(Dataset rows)
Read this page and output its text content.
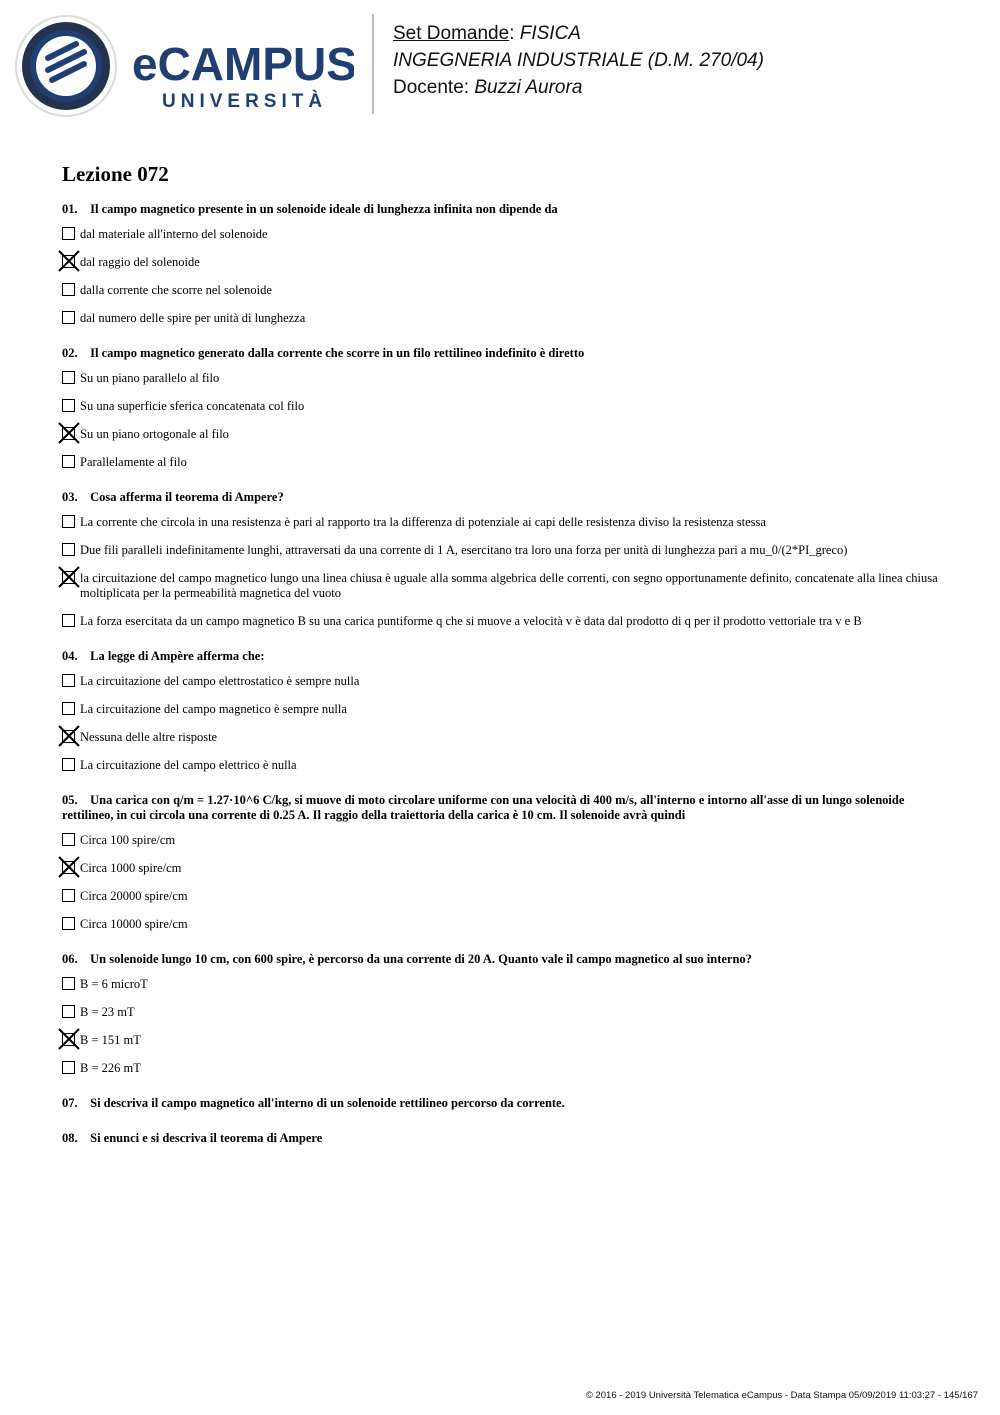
eCAMPUS
UNIVERSITÀ
Set Domande: FISICA
INGEGNERIA INDUSTRIALE (D.M. 270/04)
Docente: Buzzi Aurora
Lezione 072
01. Il campo magnetico presente in un solenoide ideale di lunghezza infinita non dipende da
dal materiale all'interno del solenoide
dal raggio del solenoide
dalla corrente che scorre nel solenoide
dal numero delle spire per unità di lunghezza
02. Il campo magnetico generato dalla corrente che scorre in un filo rettilineo indefinito è diretto
Su un piano parallelo al filo
Su una superficie sferica concatenata col filo
Su un piano ortogonale al filo
Parallelamente al filo
03. Cosa afferma il teorema di Ampere?
La corrente che circola in una resistenza è pari al rapporto tra la differenza di potenziale ai capi delle resistenza diviso la resistenza stessa
Due fili paralleli indefinitamente lunghi, attraversati da una corrente di 1 A, esercitano tra loro una forza per unità di lunghezza pari a mu_0/(2*PI_greco)
la circuitazione del campo magnetico lungo una linea chiusa è uguale alla somma algebrica delle correnti, con segno opportunamente definito, concatenate alla linea chiusa moltiplicata per la permeabilità magnetica del vuoto
La forza esercitata da un campo magnetico B su una carica puntiforme q che si muove a velocità v è data dal prodotto di q per il prodotto vettoriale tra v e B
04. La legge di Ampère afferma che:
La circuitazione del campo elettrostatico è sempre nulla
La circuitazione del campo magnetico è sempre nulla
Nessuna delle altre risposte
La circuitazione del campo elettrico è nulla
05. Una carica con q/m = 1.27·10^6 C/kg, si muove di moto circolare uniforme con una velocità di 400 m/s, all'interno e intorno all'asse di un lungo solenoide rettilineo, in cui circola una corrente di 0.25 A. Il raggio della traiettoria della carica è 10 cm. Il solenoide avrà quindi
Circa 100 spire/cm
Circa 1000 spire/cm
Circa 20000 spire/cm
Circa 10000 spire/cm
06. Un solenoide lungo 10 cm, con 600 spire, è percorso da una corrente di 20 A. Quanto vale il campo magnetico al suo interno?
B = 6 microT
B = 23 mT
B = 151 mT
B = 226 mT
07. Si descriva il campo magnetico all'interno di un solenoide rettilineo percorso da corrente.
08. Si enunci e si descriva il teorema di Ampere
© 2016 - 2019 Università Telematica eCampus - Data Stampa 05/09/2019 11:03:27 - 145/167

§ **Task directions**:
Make a verbatim copy of all the entries and strip out the pictures.

§ **Solution**:
Read this page and output its text content.
eCAMPUS
UNIVERSITÀ
Set Domande: FISICA
INGEGNERIA INDUSTRIALE (D.M. 270/04)
Docente: Buzzi Aurora
Lezione 072
01. Il campo magnetico presente in un solenoide ideale di lunghezza infinita non dipende da
dal materiale all'interno del solenoide
dal raggio del solenoide
dalla corrente che scorre nel solenoide
dal numero delle spire per unità di lunghezza
02. Il campo magnetico generato dalla corrente che scorre in un filo rettilineo indefinito è diretto
Su un piano parallelo al filo
Su una superficie sferica concatenata col filo
Su un piano ortogonale al filo
Parallelamente al filo
03. Cosa afferma il teorema di Ampere?
La corrente che circola in una resistenza è pari al rapporto tra la differenza di potenziale ai capi delle resistenza diviso la resistenza stessa
Due fili paralleli indefinitamente lunghi, attraversati da una corrente di 1 A, esercitano tra loro una forza per unità di lunghezza pari a mu_0/(2*PI_greco)
la circuitazione del campo magnetico lungo una linea chiusa è uguale alla somma algebrica delle correnti, con segno opportunamente definito, concatenate alla linea chiusa moltiplicata per la permeabilità magnetica del vuoto
La forza esercitata da un campo magnetico B su una carica puntiforme q che si muove a velocità v è data dal prodotto di q per il prodotto vettoriale tra v e B
04. La legge di Ampère afferma che:
La circuitazione del campo elettrostatico è sempre nulla
La circuitazione del campo magnetico è sempre nulla
Nessuna delle altre risposte
La circuitazione del campo elettrico è nulla
05. Una carica con q/m = 1.27·10^6 C/kg, si muove di moto circolare uniforme con una velocità di 400 m/s, all'interno e intorno all'asse di un lungo solenoide rettilineo, in cui circola una corrente di 0.25 A. Il raggio della traiettoria della carica è 10 cm. Il solenoide avrà quindi
Circa 100 spire/cm
Circa 1000 spire/cm
Circa 20000 spire/cm
Circa 10000 spire/cm
06. Un solenoide lungo 10 cm, con 600 spire, è percorso da una corrente di 20 A. Quanto vale il campo magnetico al suo interno?
B = 6 microT
B = 23 mT
B = 151 mT
B = 226 mT
07. Si descriva il campo magnetico all'interno di un solenoide rettilineo percorso da corrente.
08. Si enunci e si descriva il teorema di Ampere
© 2016 - 2019 Università Telematica eCampus - Data Stampa 05/09/2019 11:03:27 - 145/167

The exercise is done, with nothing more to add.